■ DATA PROVIDED:
──────────
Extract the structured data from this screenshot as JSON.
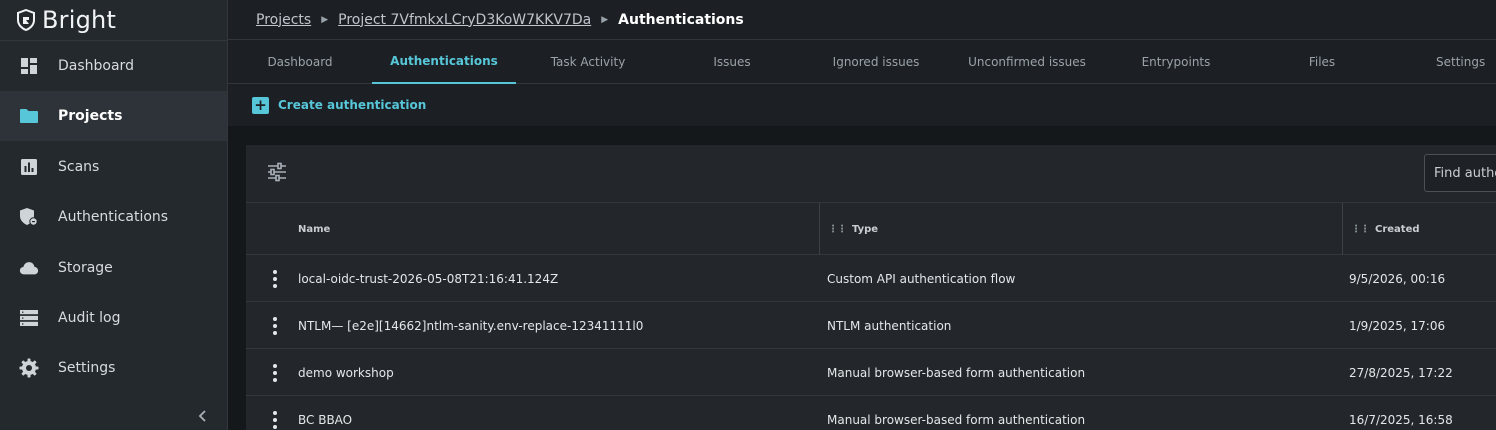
{
  "app": {
    "brand": "Bright"
  },
  "sidebar": {
    "items": [
      {
        "label": "Dashboard",
        "icon": "dashboard-icon",
        "active": false
      },
      {
        "label": "Projects",
        "icon": "folder-icon",
        "active": true
      },
      {
        "label": "Scans",
        "icon": "scans-chart-icon",
        "active": false
      },
      {
        "label": "Authentications",
        "icon": "shield-auth-icon",
        "active": false
      },
      {
        "label": "Storage",
        "icon": "cloud-icon",
        "active": false
      },
      {
        "label": "Audit log",
        "icon": "list-icon",
        "active": false
      },
      {
        "label": "Settings",
        "icon": "gear-icon",
        "active": false
      }
    ],
    "collapse_icon": "chevron-left-icon"
  },
  "breadcrumb": {
    "root": "Projects",
    "project": "Project 7VfmkxLCryD3KoW7KKV7Da",
    "current": "Authentications"
  },
  "tabs": [
    {
      "label": "Dashboard",
      "active": false
    },
    {
      "label": "Authentications",
      "active": true
    },
    {
      "label": "Task Activity",
      "active": false
    },
    {
      "label": "Issues",
      "active": false
    },
    {
      "label": "Ignored issues",
      "active": false
    },
    {
      "label": "Unconfirmed issues",
      "active": false
    },
    {
      "label": "Entrypoints",
      "active": false
    },
    {
      "label": "Files",
      "active": false
    },
    {
      "label": "Settings",
      "active": false
    }
  ],
  "toolbar": {
    "create_label": "Create authentication"
  },
  "search": {
    "placeholder": "Find authentication"
  },
  "table": {
    "columns": [
      "Name",
      "Type",
      "Created"
    ],
    "rows": [
      {
        "name": "local-oidc-trust-2026-05-08T21:16:41.124Z",
        "type": "Custom API authentication flow",
        "created": "9/5/2026, 00:16"
      },
      {
        "name": "NTLM— [e2e][14662]ntlm-sanity.env-replace-12341111l0",
        "type": "NTLM authentication",
        "created": "1/9/2025, 17:06"
      },
      {
        "name": "demo workshop",
        "type": "Manual browser-based form authentication",
        "created": "27/8/2025, 17:22"
      },
      {
        "name": "BC BBAO",
        "type": "Manual browser-based form authentication",
        "created": "16/7/2025, 16:58"
      }
    ]
  },
  "colors": {
    "accent": "#56c6d8",
    "background": "#1c2024",
    "sidebar": "#24292e"
  }
}
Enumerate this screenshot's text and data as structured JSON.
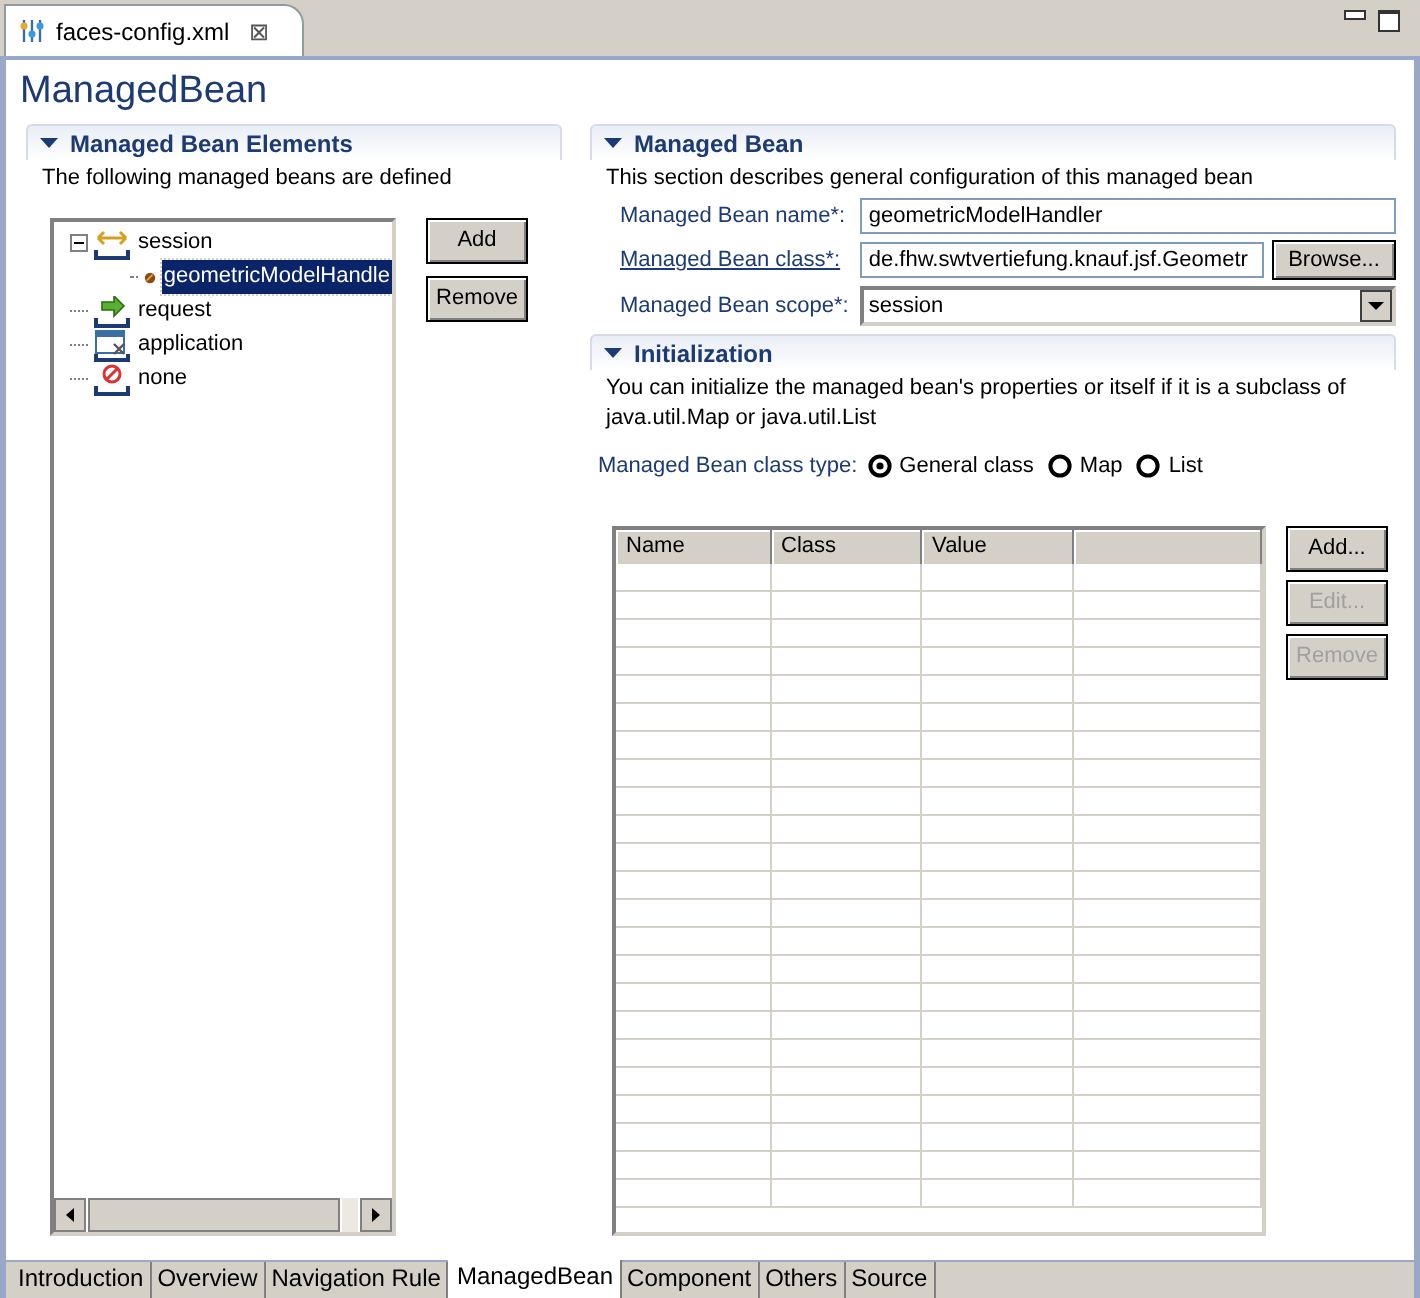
{
  "editor_tab": {
    "title": "faces-config.xml",
    "close": "⊠"
  },
  "page_title": "ManagedBean",
  "elements_section": {
    "title": "Managed Bean Elements",
    "expanded": true,
    "description": "The following managed beans are defined",
    "tree": [
      {
        "label": "session",
        "kind": "session",
        "expanded": true,
        "selected": false,
        "children": [
          {
            "label": "geometricModelHandle",
            "kind": "bean",
            "selected": true
          }
        ]
      },
      {
        "label": "request",
        "kind": "request",
        "selected": false
      },
      {
        "label": "application",
        "kind": "application",
        "selected": false
      },
      {
        "label": "none",
        "kind": "none",
        "selected": false
      }
    ],
    "buttons": [
      {
        "label": "Add",
        "disabled": false
      },
      {
        "label": "Remove",
        "disabled": false
      }
    ]
  },
  "bean_section": {
    "title": "Managed Bean",
    "expanded": true,
    "description": "This section describes general configuration of this managed bean",
    "fields": [
      {
        "kind": "text",
        "label": "Managed Bean name*:",
        "link": false,
        "value": "geometricModelHandler"
      },
      {
        "kind": "browse",
        "label": "Managed Bean class*:",
        "link": true,
        "value": "de.fhw.swtvertiefung.knauf.jsf.Geometr",
        "button": "Browse..."
      },
      {
        "kind": "combo",
        "label": "Managed Bean scope*:",
        "link": false,
        "value": "session"
      }
    ]
  },
  "init_section": {
    "title": "Initialization",
    "expanded": true,
    "description": "You can initialize the managed bean's properties or itself if it is a subclass of java.util.Map or java.util.List",
    "class_type_label": "Managed Bean class type:",
    "class_types": [
      {
        "label": "General class",
        "selected": true
      },
      {
        "label": "Map",
        "selected": false
      },
      {
        "label": "List",
        "selected": false
      }
    ],
    "table": {
      "columns": [
        "Name",
        "Class",
        "Value",
        ""
      ]
    },
    "buttons": [
      {
        "label": "Add...",
        "disabled": false
      },
      {
        "label": "Edit...",
        "disabled": true
      },
      {
        "label": "Remove",
        "disabled": true
      }
    ]
  },
  "page_tabs": [
    {
      "label": "Introduction",
      "selected": false
    },
    {
      "label": "Overview",
      "selected": false
    },
    {
      "label": "Navigation Rule",
      "selected": false
    },
    {
      "label": "ManagedBean",
      "selected": true
    },
    {
      "label": "Component",
      "selected": false
    },
    {
      "label": "Others",
      "selected": false
    },
    {
      "label": "Source",
      "selected": false
    }
  ]
}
──────────
■ AIM OF THE EXERCISE: Copy out all lines above that include the string "screenshot".

■ THE SOLUTION:
Extract the structured data from this screenshot as JSON.
Enumerate this screenshot's text and data as structured JSON.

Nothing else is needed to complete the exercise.